# [Task statement]
Repeat each entry word for word. Leave any images out of the copy.

--- start Data rows ---

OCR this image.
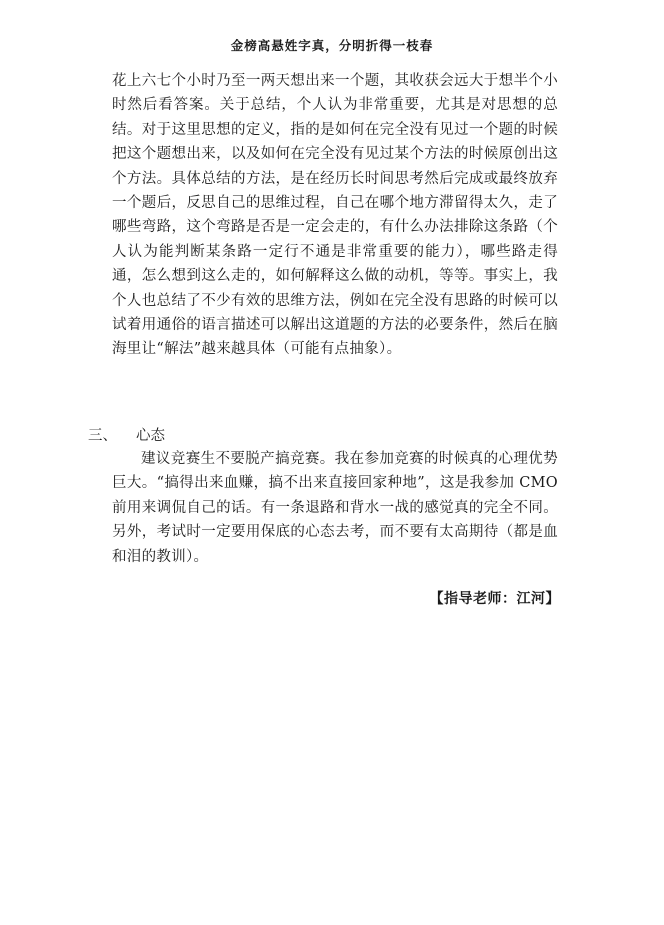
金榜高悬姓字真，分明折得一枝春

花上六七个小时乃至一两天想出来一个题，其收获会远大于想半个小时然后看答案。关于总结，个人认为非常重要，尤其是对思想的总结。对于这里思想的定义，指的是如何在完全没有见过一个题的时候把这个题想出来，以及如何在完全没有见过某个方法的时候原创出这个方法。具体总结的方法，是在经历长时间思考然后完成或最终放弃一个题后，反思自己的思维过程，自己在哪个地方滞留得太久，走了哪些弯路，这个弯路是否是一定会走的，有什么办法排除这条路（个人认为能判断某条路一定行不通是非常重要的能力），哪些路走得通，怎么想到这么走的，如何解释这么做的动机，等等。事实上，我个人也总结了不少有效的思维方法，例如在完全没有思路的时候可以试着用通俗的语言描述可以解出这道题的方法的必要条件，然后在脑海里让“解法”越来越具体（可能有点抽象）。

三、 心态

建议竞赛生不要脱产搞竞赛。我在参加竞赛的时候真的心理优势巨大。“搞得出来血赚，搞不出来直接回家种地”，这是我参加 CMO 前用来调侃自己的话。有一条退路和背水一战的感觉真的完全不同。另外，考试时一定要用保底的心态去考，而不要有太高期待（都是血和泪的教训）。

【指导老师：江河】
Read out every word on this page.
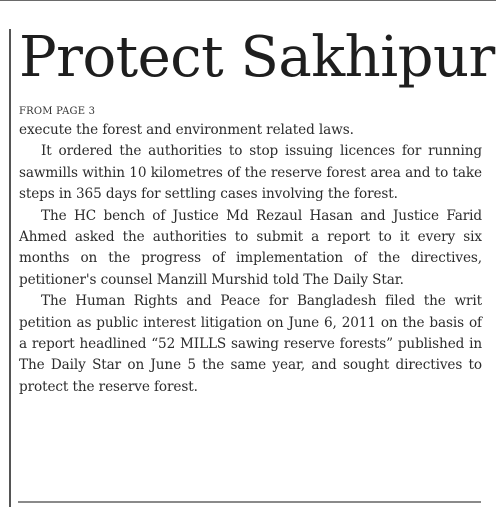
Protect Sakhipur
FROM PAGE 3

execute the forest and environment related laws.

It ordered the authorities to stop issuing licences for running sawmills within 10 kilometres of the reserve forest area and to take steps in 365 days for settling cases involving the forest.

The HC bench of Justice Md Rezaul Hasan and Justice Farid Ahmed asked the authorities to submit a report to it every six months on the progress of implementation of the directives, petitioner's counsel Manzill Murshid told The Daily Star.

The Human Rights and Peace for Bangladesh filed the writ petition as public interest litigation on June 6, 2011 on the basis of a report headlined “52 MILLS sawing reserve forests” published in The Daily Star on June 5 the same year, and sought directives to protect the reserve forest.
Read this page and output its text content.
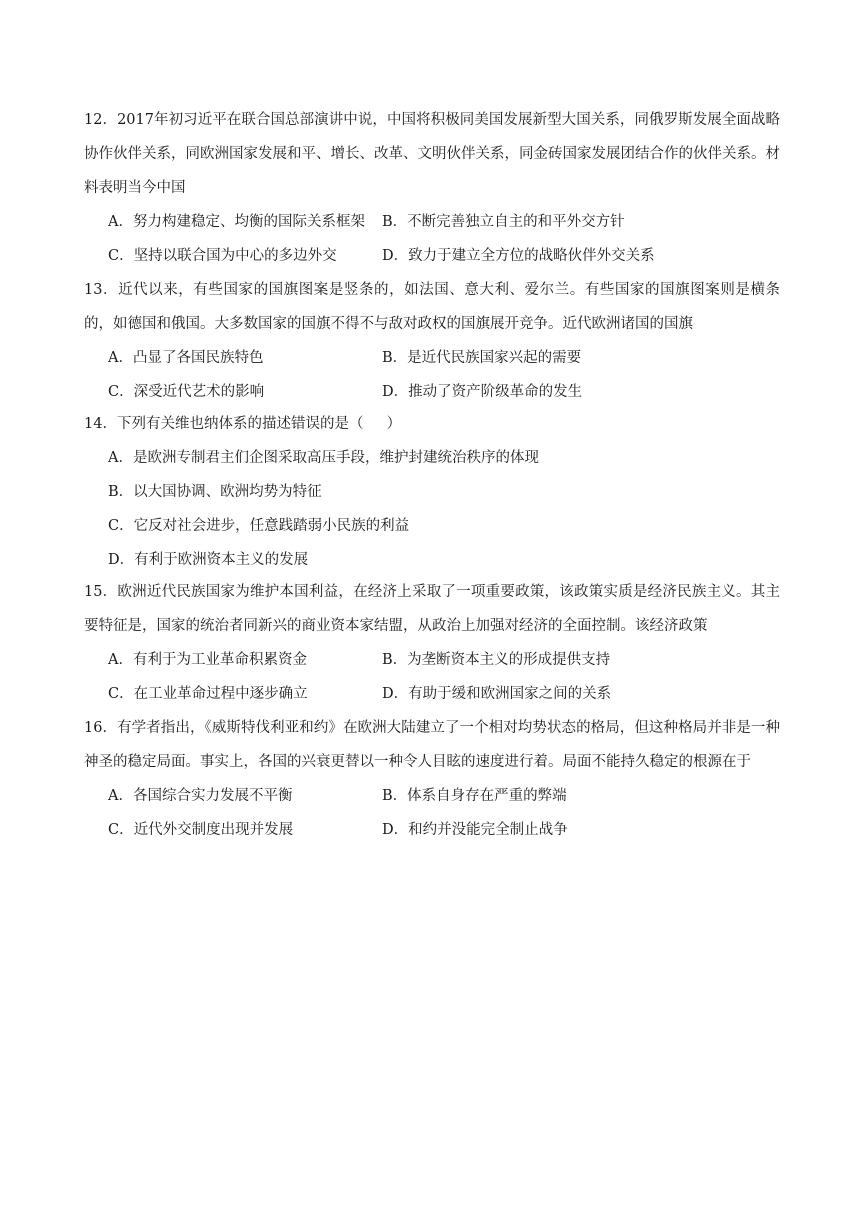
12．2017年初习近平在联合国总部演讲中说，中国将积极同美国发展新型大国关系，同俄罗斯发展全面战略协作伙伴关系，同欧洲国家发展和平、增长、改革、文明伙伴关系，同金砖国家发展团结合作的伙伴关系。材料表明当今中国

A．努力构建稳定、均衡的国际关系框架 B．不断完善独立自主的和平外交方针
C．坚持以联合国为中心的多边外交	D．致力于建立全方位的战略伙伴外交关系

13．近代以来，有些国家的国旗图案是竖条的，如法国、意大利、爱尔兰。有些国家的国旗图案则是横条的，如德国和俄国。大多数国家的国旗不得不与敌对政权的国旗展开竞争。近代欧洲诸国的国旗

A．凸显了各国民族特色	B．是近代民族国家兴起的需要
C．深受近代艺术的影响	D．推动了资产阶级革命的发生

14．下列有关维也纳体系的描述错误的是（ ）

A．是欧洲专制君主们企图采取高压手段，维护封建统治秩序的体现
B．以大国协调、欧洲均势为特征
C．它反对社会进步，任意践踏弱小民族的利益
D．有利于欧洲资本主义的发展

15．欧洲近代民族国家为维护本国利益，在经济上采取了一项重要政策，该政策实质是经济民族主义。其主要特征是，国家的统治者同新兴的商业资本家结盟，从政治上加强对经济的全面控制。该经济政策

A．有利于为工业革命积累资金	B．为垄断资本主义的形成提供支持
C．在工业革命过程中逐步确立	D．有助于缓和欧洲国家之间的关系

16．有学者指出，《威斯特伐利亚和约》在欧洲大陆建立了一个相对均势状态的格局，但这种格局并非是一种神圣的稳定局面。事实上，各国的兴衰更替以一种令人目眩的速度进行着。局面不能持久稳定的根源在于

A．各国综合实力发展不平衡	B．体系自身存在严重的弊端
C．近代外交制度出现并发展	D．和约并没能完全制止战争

--- end Data rows ---

# [Task answer]
OCR this image.
金榜高悬姓字真，分明折得一枝春

花上六七个小时乃至一两天想出来一个题，其收获会远大于想半个小时然后看答案。关于总结，个人认为非常重要，尤其是对思想的总结。对于这里思想的定义，指的是如何在完全没有见过一个题的时候把这个题想出来，以及如何在完全没有见过某个方法的时候原创出这个方法。具体总结的方法，是在经历长时间思考然后完成或最终放弃一个题后，反思自己的思维过程，自己在哪个地方滞留得太久，走了哪些弯路，这个弯路是否是一定会走的，有什么办法排除这条路（个人认为能判断某条路一定行不通是非常重要的能力），哪些路走得通，怎么想到这么走的，如何解释这么做的动机，等等。事实上，我个人也总结了不少有效的思维方法，例如在完全没有思路的时候可以试着用通俗的语言描述可以解出这道题的方法的必要条件，然后在脑海里让“解法”越来越具体（可能有点抽象）。

三、 心态

建议竞赛生不要脱产搞竞赛。我在参加竞赛的时候真的心理优势巨大。“搞得出来血赚，搞不出来直接回家种地”，这是我参加 CMO 前用来调侃自己的话。有一条退路和背水一战的感觉真的完全不同。另外，考试时一定要用保底的心态去考，而不要有太高期待（都是血和泪的教训）。

【指导老师：江河】
Read out every word on this page.
Protect Sakhipur
FROM PAGE 3

execute the forest and environment related laws.

It ordered the authorities to stop issuing licences for running sawmills within 10 kilometres of the reserve forest area and to take steps in 365 days for settling cases involving the forest.

The HC bench of Justice Md Rezaul Hasan and Justice Farid Ahmed asked the authorities to submit a report to it every six months on the progress of implementation of the directives, petitioner's counsel Manzill Murshid told The Daily Star.

The Human Rights and Peace for Bangladesh filed the writ petition as public interest litigation on June 6, 2011 on the basis of a report headlined “52 MILLS sawing reserve forests” published in The Daily Star on June 5 the same year, and sought directives to protect the reserve forest.
Read this page and output its text content.
12．2017年初习近平在联合国总部演讲中说，中国将积极同美国发展新型大国关系，同俄罗斯发展全面战略协作伙伴关系，同欧洲国家发展和平、增长、改革、文明伙伴关系，同金砖国家发展团结合作的伙伴关系。材料表明当今中国

A．努力构建稳定、均衡的国际关系框架 B．不断完善独立自主的和平外交方针
C．坚持以联合国为中心的多边外交	D．致力于建立全方位的战略伙伴外交关系

13．近代以来，有些国家的国旗图案是竖条的，如法国、意大利、爱尔兰。有些国家的国旗图案则是横条的，如德国和俄国。大多数国家的国旗不得不与敌对政权的国旗展开竞争。近代欧洲诸国的国旗

A．凸显了各国民族特色	B．是近代民族国家兴起的需要
C．深受近代艺术的影响	D．推动了资产阶级革命的发生

14．下列有关维也纳体系的描述错误的是（ ）

A．是欧洲专制君主们企图采取高压手段，维护封建统治秩序的体现
B．以大国协调、欧洲均势为特征
C．它反对社会进步，任意践踏弱小民族的利益
D．有利于欧洲资本主义的发展

15．欧洲近代民族国家为维护本国利益，在经济上采取了一项重要政策，该政策实质是经济民族主义。其主要特征是，国家的统治者同新兴的商业资本家结盟，从政治上加强对经济的全面控制。该经济政策

A．有利于为工业革命积累资金	B．为垄断资本主义的形成提供支持
C．在工业革命过程中逐步确立	D．有助于缓和欧洲国家之间的关系

16．有学者指出，《威斯特伐利亚和约》在欧洲大陆建立了一个相对均势状态的格局，但这种格局并非是一种神圣的稳定局面。事实上，各国的兴衰更替以一种令人目眩的速度进行着。局面不能持久稳定的根源在于

A．各国综合实力发展不平衡	B．体系自身存在严重的弊端
C．近代外交制度出现并发展	D．和约并没能完全制止战争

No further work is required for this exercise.